■ **Set problem**:
Repeat the records below exactly.

Dataset items:
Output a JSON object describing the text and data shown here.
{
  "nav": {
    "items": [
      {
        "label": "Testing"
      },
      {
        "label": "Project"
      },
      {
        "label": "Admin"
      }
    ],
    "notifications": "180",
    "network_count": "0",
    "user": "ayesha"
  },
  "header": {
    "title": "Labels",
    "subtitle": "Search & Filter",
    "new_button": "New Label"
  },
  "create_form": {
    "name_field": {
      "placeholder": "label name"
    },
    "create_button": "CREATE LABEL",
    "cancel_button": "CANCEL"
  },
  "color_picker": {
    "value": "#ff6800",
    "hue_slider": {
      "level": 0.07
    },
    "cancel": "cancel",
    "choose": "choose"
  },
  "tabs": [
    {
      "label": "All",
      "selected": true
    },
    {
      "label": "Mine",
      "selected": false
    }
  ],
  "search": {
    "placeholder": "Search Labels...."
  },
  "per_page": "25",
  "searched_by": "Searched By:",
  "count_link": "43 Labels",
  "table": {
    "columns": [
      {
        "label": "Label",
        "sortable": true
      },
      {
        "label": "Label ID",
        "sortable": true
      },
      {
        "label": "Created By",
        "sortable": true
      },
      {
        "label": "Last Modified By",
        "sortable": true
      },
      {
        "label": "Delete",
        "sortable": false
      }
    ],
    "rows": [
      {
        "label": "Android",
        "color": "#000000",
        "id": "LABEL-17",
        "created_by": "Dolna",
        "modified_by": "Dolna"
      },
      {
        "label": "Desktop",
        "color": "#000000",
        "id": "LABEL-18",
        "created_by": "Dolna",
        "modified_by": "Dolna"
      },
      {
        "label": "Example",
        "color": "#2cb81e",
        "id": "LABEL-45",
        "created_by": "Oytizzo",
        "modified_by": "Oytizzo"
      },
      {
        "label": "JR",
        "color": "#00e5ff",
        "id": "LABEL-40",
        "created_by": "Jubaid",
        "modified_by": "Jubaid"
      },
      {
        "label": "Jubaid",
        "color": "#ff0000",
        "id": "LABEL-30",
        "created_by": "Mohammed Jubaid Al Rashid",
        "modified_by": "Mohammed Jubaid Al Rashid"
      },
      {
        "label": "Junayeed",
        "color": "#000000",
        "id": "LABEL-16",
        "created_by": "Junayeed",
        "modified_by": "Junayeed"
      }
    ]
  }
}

■ **Task result**:
Output a JSON object describing the text and data shown here.
{
  "nav": {
    "items": [
      {
        "label": "Testing"
      },
      {
        "label": "Project"
      },
      {
        "label": "Admin"
      }
    ],
    "notifications": "180",
    "network_count": "0",
    "user": "ayesha"
  },
  "header": {
    "title": "Labels",
    "subtitle": "Search & Filter",
    "new_button": "New Label"
  },
  "create_form": {
    "name_field": {
      "placeholder": "label name"
    },
    "create_button": "CREATE LABEL",
    "cancel_button": "CANCEL"
  },
  "color_picker": {
    "value": "#ff6800",
    "hue_slider": {
      "level": 0.07
    },
    "cancel": "cancel",
    "choose": "choose"
  },
  "tabs": [
    {
      "label": "All",
      "selected": true
    },
    {
      "label": "Mine",
      "selected": false
    }
  ],
  "search": {
    "placeholder": "Search Labels...."
  },
  "per_page": "25",
  "searched_by": "Searched By:",
  "count_link": "43 Labels",
  "table": {
    "columns": [
      {
        "label": "Label",
        "sortable": true
      },
      {
        "label": "Label ID",
        "sortable": true
      },
      {
        "label": "Created By",
        "sortable": true
      },
      {
        "label": "Last Modified By",
        "sortable": true
      },
      {
        "label": "Delete",
        "sortable": false
      }
    ],
    "rows": [
      {
        "label": "Android",
        "color": "#000000",
        "id": "LABEL-17",
        "created_by": "Dolna",
        "modified_by": "Dolna"
      },
      {
        "label": "Desktop",
        "color": "#000000",
        "id": "LABEL-18",
        "created_by": "Dolna",
        "modified_by": "Dolna"
      },
      {
        "label": "Example",
        "color": "#2cb81e",
        "id": "LABEL-45",
        "created_by": "Oytizzo",
        "modified_by": "Oytizzo"
      },
      {
        "label": "JR",
        "color": "#00e5ff",
        "id": "LABEL-40",
        "created_by": "Jubaid",
        "modified_by": "Jubaid"
      },
      {
        "label": "Jubaid",
        "color": "#ff0000",
        "id": "LABEL-30",
        "created_by": "Mohammed Jubaid Al Rashid",
        "modified_by": "Mohammed Jubaid Al Rashid"
      },
      {
        "label": "Junayeed",
        "color": "#000000",
        "id": "LABEL-16",
        "created_by": "Junayeed",
        "modified_by": "Junayeed"
      }
    ]
  }
}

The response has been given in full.